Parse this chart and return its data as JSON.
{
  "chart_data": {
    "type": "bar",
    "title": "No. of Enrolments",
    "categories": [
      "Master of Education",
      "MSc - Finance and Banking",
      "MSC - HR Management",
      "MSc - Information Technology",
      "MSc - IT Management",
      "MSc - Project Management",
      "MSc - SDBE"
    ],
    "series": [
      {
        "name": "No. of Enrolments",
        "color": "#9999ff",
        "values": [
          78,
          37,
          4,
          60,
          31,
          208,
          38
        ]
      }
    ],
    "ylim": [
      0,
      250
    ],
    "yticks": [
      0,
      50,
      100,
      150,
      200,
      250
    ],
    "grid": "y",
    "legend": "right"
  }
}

→ **Goal of the exercise**: Repeat the entries shown above, every one, word for word.

→ **Result of this task**:
Parse this chart and return its data as JSON.
{
  "chart_data": {
    "type": "bar",
    "title": "No. of Enrolments",
    "categories": [
      "Master of Education",
      "MSc - Finance and Banking",
      "MSC - HR Management",
      "MSc - Information Technology",
      "MSc - IT Management",
      "MSc - Project Management",
      "MSc - SDBE"
    ],
    "series": [
      {
        "name": "No. of Enrolments",
        "color": "#9999ff",
        "values": [
          78,
          37,
          4,
          60,
          31,
          208,
          38
        ]
      }
    ],
    "ylim": [
      0,
      250
    ],
    "yticks": [
      0,
      50,
      100,
      150,
      200,
      250
    ],
    "grid": "y",
    "legend": "right"
  }
}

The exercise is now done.